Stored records
·····
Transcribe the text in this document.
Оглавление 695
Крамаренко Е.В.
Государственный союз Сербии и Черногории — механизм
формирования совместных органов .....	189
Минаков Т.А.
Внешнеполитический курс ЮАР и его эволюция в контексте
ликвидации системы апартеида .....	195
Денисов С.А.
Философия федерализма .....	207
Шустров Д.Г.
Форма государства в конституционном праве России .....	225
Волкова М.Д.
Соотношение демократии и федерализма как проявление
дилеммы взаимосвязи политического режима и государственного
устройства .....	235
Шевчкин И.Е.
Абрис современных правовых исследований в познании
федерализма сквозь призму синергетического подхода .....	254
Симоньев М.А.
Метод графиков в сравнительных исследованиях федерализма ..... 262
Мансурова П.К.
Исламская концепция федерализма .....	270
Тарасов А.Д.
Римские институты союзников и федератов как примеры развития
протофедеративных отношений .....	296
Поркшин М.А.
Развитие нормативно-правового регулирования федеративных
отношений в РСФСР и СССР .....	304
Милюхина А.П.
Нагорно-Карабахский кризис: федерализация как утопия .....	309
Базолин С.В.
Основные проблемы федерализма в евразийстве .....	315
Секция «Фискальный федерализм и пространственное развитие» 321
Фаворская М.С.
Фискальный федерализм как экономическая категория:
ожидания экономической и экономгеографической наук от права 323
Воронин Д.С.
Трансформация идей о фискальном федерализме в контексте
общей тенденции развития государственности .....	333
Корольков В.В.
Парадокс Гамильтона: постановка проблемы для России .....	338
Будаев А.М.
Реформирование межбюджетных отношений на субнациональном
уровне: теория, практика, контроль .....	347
·····
Task directions – Repeat every entry word for word.

Full answer –
Transcribe the text in this document.
Оглавление 695
Крамаренко Е.В.
Государственный союз Сербии и Черногории — механизм
формирования совместных органов .....	189
Минаков Т.А.
Внешнеполитический курс ЮАР и его эволюция в контексте
ликвидации системы апартеида .....	195
Денисов С.А.
Философия федерализма .....	207
Шустров Д.Г.
Форма государства в конституционном праве России .....	225
Волкова М.Д.
Соотношение демократии и федерализма как проявление
дилеммы взаимосвязи политического режима и государственного
устройства .....	235
Шевчкин И.Е.
Абрис современных правовых исследований в познании
федерализма сквозь призму синергетического подхода .....	254
Симоньев М.А.
Метод графиков в сравнительных исследованиях федерализма ..... 262
Мансурова П.К.
Исламская концепция федерализма .....	270
Тарасов А.Д.
Римские институты союзников и федератов как примеры развития
протофедеративных отношений .....	296
Поркшин М.А.
Развитие нормативно-правового регулирования федеративных
отношений в РСФСР и СССР .....	304
Милюхина А.П.
Нагорно-Карабахский кризис: федерализация как утопия .....	309
Базолин С.В.
Основные проблемы федерализма в евразийстве .....	315
Секция «Фискальный федерализм и пространственное развитие» 321
Фаворская М.С.
Фискальный федерализм как экономическая категория:
ожидания экономической и экономгеографической наук от права 323
Воронин Д.С.
Трансформация идей о фискальном федерализме в контексте
общей тенденции развития государственности .....	333
Корольков В.В.
Парадокс Гамильтона: постановка проблемы для России .....	338
Будаев А.М.
Реформирование межбюджетных отношений на субнациональном
уровне: теория, практика, контроль .....	347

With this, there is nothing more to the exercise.